Source data:
╔══
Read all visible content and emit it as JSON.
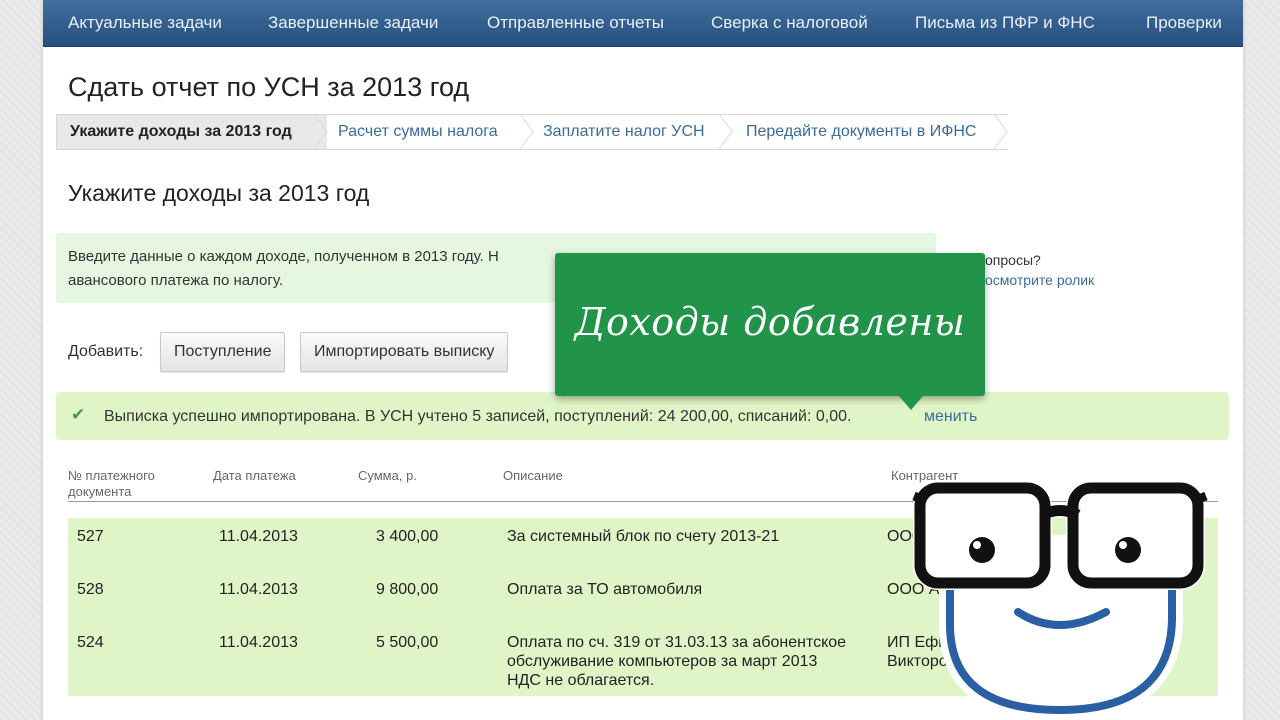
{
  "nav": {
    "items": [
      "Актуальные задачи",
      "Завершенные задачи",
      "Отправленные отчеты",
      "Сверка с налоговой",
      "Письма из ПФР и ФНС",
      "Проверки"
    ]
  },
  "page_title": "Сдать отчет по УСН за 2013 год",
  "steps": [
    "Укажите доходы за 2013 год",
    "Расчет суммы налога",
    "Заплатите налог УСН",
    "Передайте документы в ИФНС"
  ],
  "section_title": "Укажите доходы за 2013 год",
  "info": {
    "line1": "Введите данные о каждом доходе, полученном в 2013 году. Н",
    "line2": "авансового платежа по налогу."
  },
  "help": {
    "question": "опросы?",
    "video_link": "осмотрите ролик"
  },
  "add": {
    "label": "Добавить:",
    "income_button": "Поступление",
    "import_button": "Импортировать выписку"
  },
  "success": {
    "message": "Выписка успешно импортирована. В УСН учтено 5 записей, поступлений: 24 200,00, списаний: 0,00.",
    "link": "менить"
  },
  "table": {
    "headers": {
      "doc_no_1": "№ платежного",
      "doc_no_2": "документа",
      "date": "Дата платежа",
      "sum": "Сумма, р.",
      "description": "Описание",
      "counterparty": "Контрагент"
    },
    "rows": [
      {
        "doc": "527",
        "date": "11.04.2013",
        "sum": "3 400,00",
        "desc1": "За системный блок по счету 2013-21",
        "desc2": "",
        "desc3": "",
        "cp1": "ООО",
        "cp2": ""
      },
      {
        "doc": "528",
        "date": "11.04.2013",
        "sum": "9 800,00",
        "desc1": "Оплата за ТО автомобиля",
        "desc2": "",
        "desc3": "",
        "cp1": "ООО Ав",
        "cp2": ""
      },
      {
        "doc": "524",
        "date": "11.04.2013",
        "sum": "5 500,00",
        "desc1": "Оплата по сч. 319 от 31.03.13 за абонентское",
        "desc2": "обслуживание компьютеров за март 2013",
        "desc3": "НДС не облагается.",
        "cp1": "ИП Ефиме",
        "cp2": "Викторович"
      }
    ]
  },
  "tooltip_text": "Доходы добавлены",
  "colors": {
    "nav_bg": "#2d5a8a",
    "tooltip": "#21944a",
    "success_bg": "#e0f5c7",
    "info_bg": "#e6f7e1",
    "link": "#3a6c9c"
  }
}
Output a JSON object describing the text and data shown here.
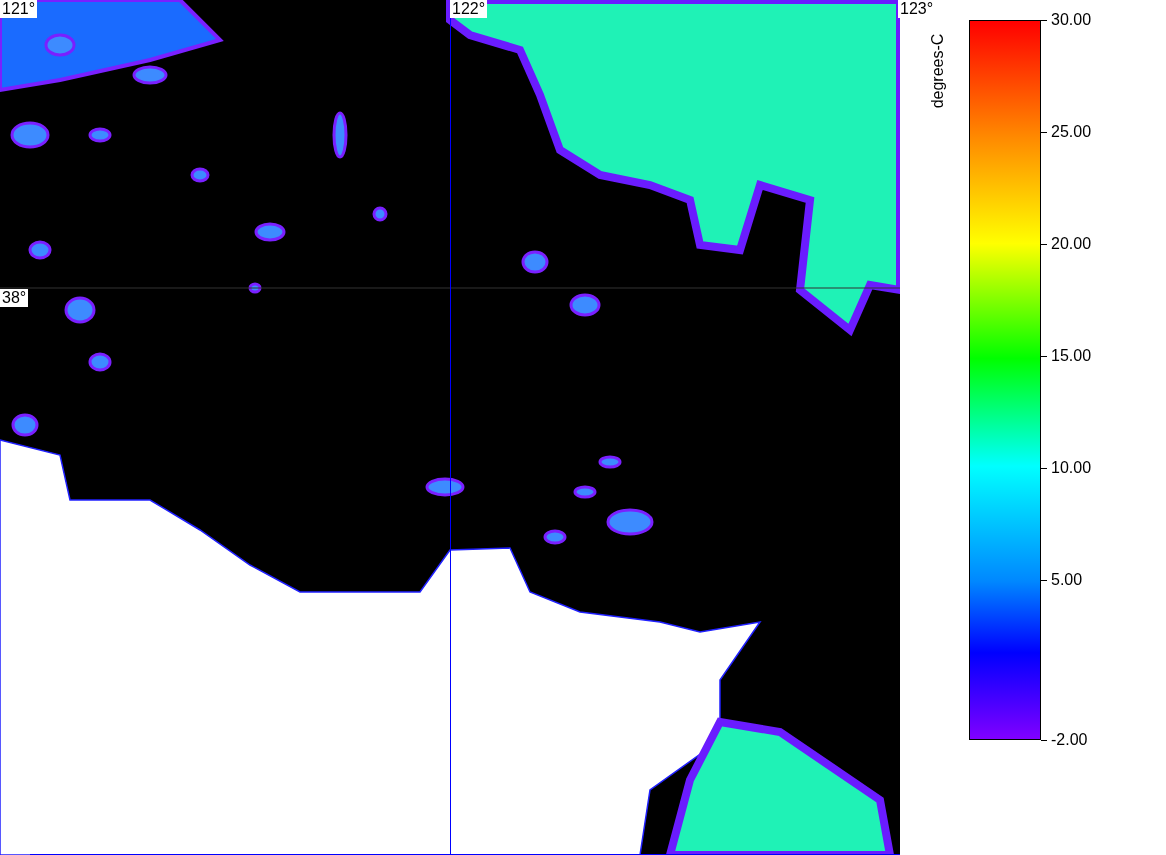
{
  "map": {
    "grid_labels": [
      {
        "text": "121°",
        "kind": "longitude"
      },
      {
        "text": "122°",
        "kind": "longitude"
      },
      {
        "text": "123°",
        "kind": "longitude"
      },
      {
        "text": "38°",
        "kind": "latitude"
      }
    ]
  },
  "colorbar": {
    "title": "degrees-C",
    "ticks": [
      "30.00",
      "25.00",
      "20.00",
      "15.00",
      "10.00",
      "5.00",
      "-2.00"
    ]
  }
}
╚══
* [EXERCISE DETAILS] Exactly as written, return every line of the listing, but not the pictures.

* [SOLUTION TO THIS PROBLEM]
Read all visible content and emit it as JSON.
{
  "nav": {
    "items": [
      "Актуальные задачи",
      "Завершенные задачи",
      "Отправленные отчеты",
      "Сверка с налоговой",
      "Письма из ПФР и ФНС",
      "Проверки"
    ]
  },
  "page_title": "Сдать отчет по УСН за 2013 год",
  "steps": [
    "Укажите доходы за 2013 год",
    "Расчет суммы налога",
    "Заплатите налог УСН",
    "Передайте документы в ИФНС"
  ],
  "section_title": "Укажите доходы за 2013 год",
  "info": {
    "line1": "Введите данные о каждом доходе, полученном в 2013 году. Н",
    "line2": "авансового платежа по налогу."
  },
  "help": {
    "question": "опросы?",
    "video_link": "осмотрите ролик"
  },
  "add": {
    "label": "Добавить:",
    "income_button": "Поступление",
    "import_button": "Импортировать выписку"
  },
  "success": {
    "message": "Выписка успешно импортирована. В УСН учтено 5 записей, поступлений: 24 200,00, списаний: 0,00.",
    "link": "менить"
  },
  "table": {
    "headers": {
      "doc_no_1": "№ платежного",
      "doc_no_2": "документа",
      "date": "Дата платежа",
      "sum": "Сумма, р.",
      "description": "Описание",
      "counterparty": "Контрагент"
    },
    "rows": [
      {
        "doc": "527",
        "date": "11.04.2013",
        "sum": "3 400,00",
        "desc1": "За системный блок по счету 2013-21",
        "desc2": "",
        "desc3": "",
        "cp1": "ООО",
        "cp2": ""
      },
      {
        "doc": "528",
        "date": "11.04.2013",
        "sum": "9 800,00",
        "desc1": "Оплата за ТО автомобиля",
        "desc2": "",
        "desc3": "",
        "cp1": "ООО Ав",
        "cp2": ""
      },
      {
        "doc": "524",
        "date": "11.04.2013",
        "sum": "5 500,00",
        "desc1": "Оплата по сч. 319 от 31.03.13 за абонентское",
        "desc2": "обслуживание компьютеров за март 2013",
        "desc3": "НДС не облагается.",
        "cp1": "ИП Ефиме",
        "cp2": "Викторович"
      }
    ]
  },
  "tooltip_text": "Доходы добавлены",
  "colors": {
    "nav_bg": "#2d5a8a",
    "tooltip": "#21944a",
    "success_bg": "#e0f5c7",
    "info_bg": "#e6f7e1",
    "link": "#3a6c9c"
  }
}
Output a JSON object describing the text and data shown here.
{
  "map": {
    "grid_labels": [
      {
        "text": "121°",
        "kind": "longitude"
      },
      {
        "text": "122°",
        "kind": "longitude"
      },
      {
        "text": "123°",
        "kind": "longitude"
      },
      {
        "text": "38°",
        "kind": "latitude"
      }
    ]
  },
  "colorbar": {
    "title": "degrees-C",
    "ticks": [
      "30.00",
      "25.00",
      "20.00",
      "15.00",
      "10.00",
      "5.00",
      "-2.00"
    ]
  }
}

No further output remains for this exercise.